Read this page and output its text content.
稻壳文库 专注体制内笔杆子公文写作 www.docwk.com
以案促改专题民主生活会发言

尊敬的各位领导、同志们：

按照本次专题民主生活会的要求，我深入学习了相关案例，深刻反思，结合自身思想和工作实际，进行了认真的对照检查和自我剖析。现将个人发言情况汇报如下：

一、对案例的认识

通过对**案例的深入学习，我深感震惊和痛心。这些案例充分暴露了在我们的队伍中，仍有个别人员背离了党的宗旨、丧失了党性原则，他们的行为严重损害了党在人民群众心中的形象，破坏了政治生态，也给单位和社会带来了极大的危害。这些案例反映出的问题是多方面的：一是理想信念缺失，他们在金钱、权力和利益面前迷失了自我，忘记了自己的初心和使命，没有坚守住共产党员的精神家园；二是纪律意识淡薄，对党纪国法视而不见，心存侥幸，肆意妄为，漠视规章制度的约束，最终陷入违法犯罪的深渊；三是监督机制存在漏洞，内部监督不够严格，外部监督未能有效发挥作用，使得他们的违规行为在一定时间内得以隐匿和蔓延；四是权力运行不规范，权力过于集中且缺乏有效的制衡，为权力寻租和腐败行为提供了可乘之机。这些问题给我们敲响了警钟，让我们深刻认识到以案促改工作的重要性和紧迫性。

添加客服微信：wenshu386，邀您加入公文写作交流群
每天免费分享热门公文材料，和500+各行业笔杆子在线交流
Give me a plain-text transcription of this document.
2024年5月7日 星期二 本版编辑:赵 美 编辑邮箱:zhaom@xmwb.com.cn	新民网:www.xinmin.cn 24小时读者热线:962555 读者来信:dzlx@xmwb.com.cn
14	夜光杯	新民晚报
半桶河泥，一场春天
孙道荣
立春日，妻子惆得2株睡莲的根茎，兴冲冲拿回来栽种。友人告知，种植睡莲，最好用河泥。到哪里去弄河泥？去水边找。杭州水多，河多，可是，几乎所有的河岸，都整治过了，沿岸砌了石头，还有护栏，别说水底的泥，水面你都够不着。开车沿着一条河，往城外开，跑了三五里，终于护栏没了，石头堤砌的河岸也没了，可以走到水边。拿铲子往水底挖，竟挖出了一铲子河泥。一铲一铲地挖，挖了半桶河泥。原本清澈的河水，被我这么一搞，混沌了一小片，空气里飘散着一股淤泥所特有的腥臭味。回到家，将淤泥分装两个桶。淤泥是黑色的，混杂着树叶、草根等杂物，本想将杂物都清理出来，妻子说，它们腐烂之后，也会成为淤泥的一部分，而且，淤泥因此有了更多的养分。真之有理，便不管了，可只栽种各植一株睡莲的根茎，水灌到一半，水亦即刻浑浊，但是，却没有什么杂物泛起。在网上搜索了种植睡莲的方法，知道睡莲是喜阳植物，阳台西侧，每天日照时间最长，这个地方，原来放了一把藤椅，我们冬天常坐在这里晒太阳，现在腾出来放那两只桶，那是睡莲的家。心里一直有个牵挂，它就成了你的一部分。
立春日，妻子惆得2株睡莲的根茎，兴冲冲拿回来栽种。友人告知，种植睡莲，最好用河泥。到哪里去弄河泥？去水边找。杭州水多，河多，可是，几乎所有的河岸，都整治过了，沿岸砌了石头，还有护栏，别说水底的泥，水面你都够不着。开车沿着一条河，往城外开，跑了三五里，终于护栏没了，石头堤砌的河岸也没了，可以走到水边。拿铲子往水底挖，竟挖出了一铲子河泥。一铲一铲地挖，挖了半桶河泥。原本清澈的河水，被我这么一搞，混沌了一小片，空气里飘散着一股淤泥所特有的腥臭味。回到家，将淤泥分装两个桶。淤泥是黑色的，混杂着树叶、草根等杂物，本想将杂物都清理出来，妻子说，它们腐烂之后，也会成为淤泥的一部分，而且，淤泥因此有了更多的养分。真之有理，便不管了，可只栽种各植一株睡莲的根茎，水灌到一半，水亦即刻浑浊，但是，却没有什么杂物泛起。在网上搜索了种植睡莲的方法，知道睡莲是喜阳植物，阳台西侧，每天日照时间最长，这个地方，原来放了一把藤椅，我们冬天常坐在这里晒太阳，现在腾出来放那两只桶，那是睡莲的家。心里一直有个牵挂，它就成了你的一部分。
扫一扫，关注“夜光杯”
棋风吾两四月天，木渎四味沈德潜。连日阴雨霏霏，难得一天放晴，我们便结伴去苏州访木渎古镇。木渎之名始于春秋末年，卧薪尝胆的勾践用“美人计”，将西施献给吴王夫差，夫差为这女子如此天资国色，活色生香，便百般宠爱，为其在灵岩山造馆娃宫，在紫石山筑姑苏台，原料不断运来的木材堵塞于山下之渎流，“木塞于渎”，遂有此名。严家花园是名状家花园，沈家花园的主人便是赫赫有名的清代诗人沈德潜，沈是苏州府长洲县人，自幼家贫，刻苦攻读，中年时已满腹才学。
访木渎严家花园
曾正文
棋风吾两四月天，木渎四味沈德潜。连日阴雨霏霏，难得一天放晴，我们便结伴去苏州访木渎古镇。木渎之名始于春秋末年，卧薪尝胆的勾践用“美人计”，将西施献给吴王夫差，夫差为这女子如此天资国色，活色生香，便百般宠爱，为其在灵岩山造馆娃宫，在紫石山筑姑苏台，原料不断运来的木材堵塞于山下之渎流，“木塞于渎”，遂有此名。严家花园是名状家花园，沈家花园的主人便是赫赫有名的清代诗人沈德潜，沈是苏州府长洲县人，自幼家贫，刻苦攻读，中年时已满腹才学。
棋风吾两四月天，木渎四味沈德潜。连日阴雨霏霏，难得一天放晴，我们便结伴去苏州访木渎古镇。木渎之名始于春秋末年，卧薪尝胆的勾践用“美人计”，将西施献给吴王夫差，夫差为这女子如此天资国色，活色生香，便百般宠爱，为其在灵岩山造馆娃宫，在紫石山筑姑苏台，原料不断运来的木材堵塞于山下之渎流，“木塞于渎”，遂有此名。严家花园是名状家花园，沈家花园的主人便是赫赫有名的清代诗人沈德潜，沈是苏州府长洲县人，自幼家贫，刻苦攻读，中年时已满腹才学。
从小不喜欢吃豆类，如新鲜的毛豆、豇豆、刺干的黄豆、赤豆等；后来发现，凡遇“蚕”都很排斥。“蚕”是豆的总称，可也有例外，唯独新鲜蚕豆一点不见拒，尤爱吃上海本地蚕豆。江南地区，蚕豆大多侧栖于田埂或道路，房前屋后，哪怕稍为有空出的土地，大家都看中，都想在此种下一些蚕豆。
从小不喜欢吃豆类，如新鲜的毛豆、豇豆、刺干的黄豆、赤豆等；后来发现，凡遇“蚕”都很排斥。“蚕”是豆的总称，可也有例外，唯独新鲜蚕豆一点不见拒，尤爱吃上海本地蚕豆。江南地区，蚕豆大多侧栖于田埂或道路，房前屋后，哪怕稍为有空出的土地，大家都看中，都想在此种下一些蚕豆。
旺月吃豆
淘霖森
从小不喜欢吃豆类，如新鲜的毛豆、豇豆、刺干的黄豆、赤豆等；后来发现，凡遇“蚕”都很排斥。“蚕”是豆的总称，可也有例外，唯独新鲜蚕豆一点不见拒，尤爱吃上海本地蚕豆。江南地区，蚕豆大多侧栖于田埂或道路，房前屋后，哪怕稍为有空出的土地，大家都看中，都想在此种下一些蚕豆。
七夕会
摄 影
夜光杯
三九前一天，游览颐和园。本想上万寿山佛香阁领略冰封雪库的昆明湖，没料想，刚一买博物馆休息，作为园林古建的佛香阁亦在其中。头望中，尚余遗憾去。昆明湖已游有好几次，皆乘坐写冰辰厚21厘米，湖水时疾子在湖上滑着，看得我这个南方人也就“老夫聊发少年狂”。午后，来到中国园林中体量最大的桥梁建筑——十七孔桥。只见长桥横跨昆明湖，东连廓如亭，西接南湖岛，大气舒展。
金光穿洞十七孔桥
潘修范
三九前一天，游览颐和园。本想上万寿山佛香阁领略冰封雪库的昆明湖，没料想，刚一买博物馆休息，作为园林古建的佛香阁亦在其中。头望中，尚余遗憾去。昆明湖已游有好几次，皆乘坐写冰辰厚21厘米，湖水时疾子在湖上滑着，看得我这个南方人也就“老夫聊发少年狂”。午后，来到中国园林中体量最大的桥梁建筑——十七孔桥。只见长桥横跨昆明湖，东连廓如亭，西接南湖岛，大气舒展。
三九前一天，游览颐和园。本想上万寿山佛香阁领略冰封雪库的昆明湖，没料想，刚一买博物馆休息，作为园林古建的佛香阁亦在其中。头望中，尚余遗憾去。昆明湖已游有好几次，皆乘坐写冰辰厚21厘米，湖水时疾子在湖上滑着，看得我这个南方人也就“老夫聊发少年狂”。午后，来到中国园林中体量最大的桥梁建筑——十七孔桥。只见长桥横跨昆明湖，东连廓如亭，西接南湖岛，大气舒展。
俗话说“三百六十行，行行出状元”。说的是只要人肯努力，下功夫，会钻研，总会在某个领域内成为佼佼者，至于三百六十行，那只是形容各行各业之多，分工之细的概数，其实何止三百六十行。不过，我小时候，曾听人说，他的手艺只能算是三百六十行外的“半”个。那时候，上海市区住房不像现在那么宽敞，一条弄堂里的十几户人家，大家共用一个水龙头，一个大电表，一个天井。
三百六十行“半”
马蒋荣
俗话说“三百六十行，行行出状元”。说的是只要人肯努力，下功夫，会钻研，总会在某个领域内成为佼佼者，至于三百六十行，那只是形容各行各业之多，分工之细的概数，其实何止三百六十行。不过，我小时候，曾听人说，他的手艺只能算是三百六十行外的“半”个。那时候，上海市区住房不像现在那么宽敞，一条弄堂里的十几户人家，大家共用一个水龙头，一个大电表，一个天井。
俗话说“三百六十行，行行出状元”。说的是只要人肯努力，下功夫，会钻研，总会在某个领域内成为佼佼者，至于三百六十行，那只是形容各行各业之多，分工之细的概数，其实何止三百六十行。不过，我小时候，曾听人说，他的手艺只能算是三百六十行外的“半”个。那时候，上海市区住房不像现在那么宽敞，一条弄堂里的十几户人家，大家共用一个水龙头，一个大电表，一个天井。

-*-*-

• Task goal:
Look through the entries above and list every line containing "text".

• Right answer:
Read this page and output its text content.
Give me a plain-text transcription of this document.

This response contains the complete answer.